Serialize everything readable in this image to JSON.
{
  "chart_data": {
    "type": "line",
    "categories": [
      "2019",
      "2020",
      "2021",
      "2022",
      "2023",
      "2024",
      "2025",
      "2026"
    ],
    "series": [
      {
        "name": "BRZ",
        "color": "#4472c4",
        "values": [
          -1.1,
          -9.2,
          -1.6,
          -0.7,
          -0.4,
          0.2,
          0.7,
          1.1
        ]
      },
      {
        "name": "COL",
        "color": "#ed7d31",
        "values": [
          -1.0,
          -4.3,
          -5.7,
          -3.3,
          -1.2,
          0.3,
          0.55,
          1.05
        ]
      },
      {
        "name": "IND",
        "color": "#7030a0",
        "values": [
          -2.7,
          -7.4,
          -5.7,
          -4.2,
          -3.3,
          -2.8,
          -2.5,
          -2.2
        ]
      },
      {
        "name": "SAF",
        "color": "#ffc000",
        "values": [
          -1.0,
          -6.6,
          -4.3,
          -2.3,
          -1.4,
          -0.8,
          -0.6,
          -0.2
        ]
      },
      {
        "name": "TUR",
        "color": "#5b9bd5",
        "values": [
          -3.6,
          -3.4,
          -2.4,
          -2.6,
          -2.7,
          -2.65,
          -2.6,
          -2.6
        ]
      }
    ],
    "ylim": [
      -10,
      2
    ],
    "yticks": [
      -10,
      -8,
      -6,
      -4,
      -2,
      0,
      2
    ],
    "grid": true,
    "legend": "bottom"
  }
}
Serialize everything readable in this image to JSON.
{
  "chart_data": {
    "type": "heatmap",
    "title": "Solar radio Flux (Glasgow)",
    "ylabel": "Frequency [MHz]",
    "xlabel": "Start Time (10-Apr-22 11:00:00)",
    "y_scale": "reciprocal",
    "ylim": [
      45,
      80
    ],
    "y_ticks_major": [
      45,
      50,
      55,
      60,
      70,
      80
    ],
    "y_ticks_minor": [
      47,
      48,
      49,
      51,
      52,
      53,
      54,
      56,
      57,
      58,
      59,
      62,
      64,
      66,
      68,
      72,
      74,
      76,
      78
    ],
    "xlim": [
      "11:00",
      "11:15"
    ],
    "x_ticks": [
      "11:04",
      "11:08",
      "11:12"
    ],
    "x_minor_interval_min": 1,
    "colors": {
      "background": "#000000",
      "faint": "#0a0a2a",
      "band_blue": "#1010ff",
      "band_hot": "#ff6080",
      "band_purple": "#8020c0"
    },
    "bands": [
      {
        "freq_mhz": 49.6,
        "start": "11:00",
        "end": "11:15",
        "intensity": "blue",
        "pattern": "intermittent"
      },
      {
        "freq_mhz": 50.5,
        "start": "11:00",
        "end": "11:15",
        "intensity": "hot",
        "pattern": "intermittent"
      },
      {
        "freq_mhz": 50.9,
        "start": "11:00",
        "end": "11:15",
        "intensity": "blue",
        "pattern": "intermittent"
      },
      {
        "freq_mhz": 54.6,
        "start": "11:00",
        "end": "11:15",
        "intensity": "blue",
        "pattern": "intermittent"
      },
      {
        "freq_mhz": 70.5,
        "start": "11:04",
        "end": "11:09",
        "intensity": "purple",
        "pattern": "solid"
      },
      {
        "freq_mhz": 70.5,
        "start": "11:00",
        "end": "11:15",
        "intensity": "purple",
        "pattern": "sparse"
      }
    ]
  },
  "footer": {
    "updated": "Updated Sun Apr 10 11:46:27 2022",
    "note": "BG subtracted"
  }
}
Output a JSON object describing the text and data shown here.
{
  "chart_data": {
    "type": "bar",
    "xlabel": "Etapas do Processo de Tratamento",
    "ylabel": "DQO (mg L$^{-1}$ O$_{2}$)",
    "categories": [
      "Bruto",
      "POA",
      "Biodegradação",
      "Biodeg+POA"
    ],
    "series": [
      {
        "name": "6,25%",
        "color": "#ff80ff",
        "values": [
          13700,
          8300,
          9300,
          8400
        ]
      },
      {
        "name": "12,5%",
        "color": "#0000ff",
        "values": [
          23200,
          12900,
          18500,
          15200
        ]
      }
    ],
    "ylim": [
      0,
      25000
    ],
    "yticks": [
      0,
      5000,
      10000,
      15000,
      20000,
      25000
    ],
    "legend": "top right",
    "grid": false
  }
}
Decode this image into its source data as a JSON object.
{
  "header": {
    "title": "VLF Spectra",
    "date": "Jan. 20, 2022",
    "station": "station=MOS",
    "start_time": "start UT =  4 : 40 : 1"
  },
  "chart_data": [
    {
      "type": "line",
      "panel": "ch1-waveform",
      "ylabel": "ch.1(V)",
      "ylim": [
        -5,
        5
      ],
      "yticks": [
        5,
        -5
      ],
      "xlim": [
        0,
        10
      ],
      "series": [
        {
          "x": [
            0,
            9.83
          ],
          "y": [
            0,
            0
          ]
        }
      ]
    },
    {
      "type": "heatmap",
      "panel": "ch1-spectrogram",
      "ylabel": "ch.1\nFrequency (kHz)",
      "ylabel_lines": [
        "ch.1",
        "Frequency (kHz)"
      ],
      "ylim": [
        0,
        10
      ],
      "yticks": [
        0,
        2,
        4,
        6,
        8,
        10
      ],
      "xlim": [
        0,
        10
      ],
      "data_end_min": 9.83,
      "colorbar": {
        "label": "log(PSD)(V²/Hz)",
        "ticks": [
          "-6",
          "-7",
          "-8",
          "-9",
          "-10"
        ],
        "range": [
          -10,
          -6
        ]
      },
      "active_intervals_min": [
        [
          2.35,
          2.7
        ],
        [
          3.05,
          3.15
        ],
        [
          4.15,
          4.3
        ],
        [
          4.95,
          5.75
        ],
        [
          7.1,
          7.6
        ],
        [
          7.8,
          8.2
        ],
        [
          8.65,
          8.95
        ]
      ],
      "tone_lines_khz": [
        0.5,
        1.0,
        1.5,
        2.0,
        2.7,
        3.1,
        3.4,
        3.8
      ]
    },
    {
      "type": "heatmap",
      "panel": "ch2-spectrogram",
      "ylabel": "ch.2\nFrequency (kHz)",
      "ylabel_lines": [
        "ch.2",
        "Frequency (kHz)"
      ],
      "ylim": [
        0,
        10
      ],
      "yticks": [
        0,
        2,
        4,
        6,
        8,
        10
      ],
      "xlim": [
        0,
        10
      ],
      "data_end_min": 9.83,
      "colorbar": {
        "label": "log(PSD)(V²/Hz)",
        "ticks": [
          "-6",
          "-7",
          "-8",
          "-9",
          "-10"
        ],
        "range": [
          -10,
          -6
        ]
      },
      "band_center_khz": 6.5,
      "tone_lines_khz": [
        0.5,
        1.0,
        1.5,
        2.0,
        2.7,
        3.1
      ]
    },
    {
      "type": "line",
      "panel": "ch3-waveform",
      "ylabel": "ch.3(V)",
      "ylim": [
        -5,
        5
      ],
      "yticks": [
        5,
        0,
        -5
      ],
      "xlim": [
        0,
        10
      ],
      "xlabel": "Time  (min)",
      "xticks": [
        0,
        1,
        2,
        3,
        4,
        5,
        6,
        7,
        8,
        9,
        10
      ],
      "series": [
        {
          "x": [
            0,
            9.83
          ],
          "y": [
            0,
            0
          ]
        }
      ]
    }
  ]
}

= = = = =

EXERCISE INSTRUCTIONS =>
Copy each record from above without leaving any out.

RESULT OF THE TASK =>
Serialize everything readable in this image to JSON.
{
  "chart_data": {
    "type": "line",
    "categories": [
      "2019",
      "2020",
      "2021",
      "2022",
      "2023",
      "2024",
      "2025",
      "2026"
    ],
    "series": [
      {
        "name": "BRZ",
        "color": "#4472c4",
        "values": [
          -1.1,
          -9.2,
          -1.6,
          -0.7,
          -0.4,
          0.2,
          0.7,
          1.1
        ]
      },
      {
        "name": "COL",
        "color": "#ed7d31",
        "values": [
          -1.0,
          -4.3,
          -5.7,
          -3.3,
          -1.2,
          0.3,
          0.55,
          1.05
        ]
      },
      {
        "name": "IND",
        "color": "#7030a0",
        "values": [
          -2.7,
          -7.4,
          -5.7,
          -4.2,
          -3.3,
          -2.8,
          -2.5,
          -2.2
        ]
      },
      {
        "name": "SAF",
        "color": "#ffc000",
        "values": [
          -1.0,
          -6.6,
          -4.3,
          -2.3,
          -1.4,
          -0.8,
          -0.6,
          -0.2
        ]
      },
      {
        "name": "TUR",
        "color": "#5b9bd5",
        "values": [
          -3.6,
          -3.4,
          -2.4,
          -2.6,
          -2.7,
          -2.65,
          -2.6,
          -2.6
        ]
      }
    ],
    "ylim": [
      -10,
      2
    ],
    "yticks": [
      -10,
      -8,
      -6,
      -4,
      -2,
      0,
      2
    ],
    "grid": true,
    "legend": "bottom"
  }
}
Serialize everything readable in this image to JSON.
{
  "chart_data": {
    "type": "heatmap",
    "title": "Solar radio Flux (Glasgow)",
    "ylabel": "Frequency [MHz]",
    "xlabel": "Start Time (10-Apr-22 11:00:00)",
    "y_scale": "reciprocal",
    "ylim": [
      45,
      80
    ],
    "y_ticks_major": [
      45,
      50,
      55,
      60,
      70,
      80
    ],
    "y_ticks_minor": [
      47,
      48,
      49,
      51,
      52,
      53,
      54,
      56,
      57,
      58,
      59,
      62,
      64,
      66,
      68,
      72,
      74,
      76,
      78
    ],
    "xlim": [
      "11:00",
      "11:15"
    ],
    "x_ticks": [
      "11:04",
      "11:08",
      "11:12"
    ],
    "x_minor_interval_min": 1,
    "colors": {
      "background": "#000000",
      "faint": "#0a0a2a",
      "band_blue": "#1010ff",
      "band_hot": "#ff6080",
      "band_purple": "#8020c0"
    },
    "bands": [
      {
        "freq_mhz": 49.6,
        "start": "11:00",
        "end": "11:15",
        "intensity": "blue",
        "pattern": "intermittent"
      },
      {
        "freq_mhz": 50.5,
        "start": "11:00",
        "end": "11:15",
        "intensity": "hot",
        "pattern": "intermittent"
      },
      {
        "freq_mhz": 50.9,
        "start": "11:00",
        "end": "11:15",
        "intensity": "blue",
        "pattern": "intermittent"
      },
      {
        "freq_mhz": 54.6,
        "start": "11:00",
        "end": "11:15",
        "intensity": "blue",
        "pattern": "intermittent"
      },
      {
        "freq_mhz": 70.5,
        "start": "11:04",
        "end": "11:09",
        "intensity": "purple",
        "pattern": "solid"
      },
      {
        "freq_mhz": 70.5,
        "start": "11:00",
        "end": "11:15",
        "intensity": "purple",
        "pattern": "sparse"
      }
    ]
  },
  "footer": {
    "updated": "Updated Sun Apr 10 11:46:27 2022",
    "note": "BG subtracted"
  }
}
Output a JSON object describing the text and data shown here.
{
  "chart_data": {
    "type": "bar",
    "xlabel": "Etapas do Processo de Tratamento",
    "ylabel": "DQO (mg L$^{-1}$ O$_{2}$)",
    "categories": [
      "Bruto",
      "POA",
      "Biodegradação",
      "Biodeg+POA"
    ],
    "series": [
      {
        "name": "6,25%",
        "color": "#ff80ff",
        "values": [
          13700,
          8300,
          9300,
          8400
        ]
      },
      {
        "name": "12,5%",
        "color": "#0000ff",
        "values": [
          23200,
          12900,
          18500,
          15200
        ]
      }
    ],
    "ylim": [
      0,
      25000
    ],
    "yticks": [
      0,
      5000,
      10000,
      15000,
      20000,
      25000
    ],
    "legend": "top right",
    "grid": false
  }
}
Decode this image into its source data as a JSON object.
{
  "header": {
    "title": "VLF Spectra",
    "date": "Jan. 20, 2022",
    "station": "station=MOS",
    "start_time": "start UT =  4 : 40 : 1"
  },
  "chart_data": [
    {
      "type": "line",
      "panel": "ch1-waveform",
      "ylabel": "ch.1(V)",
      "ylim": [
        -5,
        5
      ],
      "yticks": [
        5,
        -5
      ],
      "xlim": [
        0,
        10
      ],
      "series": [
        {
          "x": [
            0,
            9.83
          ],
          "y": [
            0,
            0
          ]
        }
      ]
    },
    {
      "type": "heatmap",
      "panel": "ch1-spectrogram",
      "ylabel": "ch.1\nFrequency (kHz)",
      "ylabel_lines": [
        "ch.1",
        "Frequency (kHz)"
      ],
      "ylim": [
        0,
        10
      ],
      "yticks": [
        0,
        2,
        4,
        6,
        8,
        10
      ],
      "xlim": [
        0,
        10
      ],
      "data_end_min": 9.83,
      "colorbar": {
        "label": "log(PSD)(V²/Hz)",
        "ticks": [
          "-6",
          "-7",
          "-8",
          "-9",
          "-10"
        ],
        "range": [
          -10,
          -6
        ]
      },
      "active_intervals_min": [
        [
          2.35,
          2.7
        ],
        [
          3.05,
          3.15
        ],
        [
          4.15,
          4.3
        ],
        [
          4.95,
          5.75
        ],
        [
          7.1,
          7.6
        ],
        [
          7.8,
          8.2
        ],
        [
          8.65,
          8.95
        ]
      ],
      "tone_lines_khz": [
        0.5,
        1.0,
        1.5,
        2.0,
        2.7,
        3.1,
        3.4,
        3.8
      ]
    },
    {
      "type": "heatmap",
      "panel": "ch2-spectrogram",
      "ylabel": "ch.2\nFrequency (kHz)",
      "ylabel_lines": [
        "ch.2",
        "Frequency (kHz)"
      ],
      "ylim": [
        0,
        10
      ],
      "yticks": [
        0,
        2,
        4,
        6,
        8,
        10
      ],
      "xlim": [
        0,
        10
      ],
      "data_end_min": 9.83,
      "colorbar": {
        "label": "log(PSD)(V²/Hz)",
        "ticks": [
          "-6",
          "-7",
          "-8",
          "-9",
          "-10"
        ],
        "range": [
          -10,
          -6
        ]
      },
      "band_center_khz": 6.5,
      "tone_lines_khz": [
        0.5,
        1.0,
        1.5,
        2.0,
        2.7,
        3.1
      ]
    },
    {
      "type": "line",
      "panel": "ch3-waveform",
      "ylabel": "ch.3(V)",
      "ylim": [
        -5,
        5
      ],
      "yticks": [
        5,
        0,
        -5
      ],
      "xlim": [
        0,
        10
      ],
      "xlabel": "Time  (min)",
      "xticks": [
        0,
        1,
        2,
        3,
        4,
        5,
        6,
        7,
        8,
        9,
        10
      ],
      "series": [
        {
          "x": [
            0,
            9.83
          ],
          "y": [
            0,
            0
          ]
        }
      ]
    }
  ]
}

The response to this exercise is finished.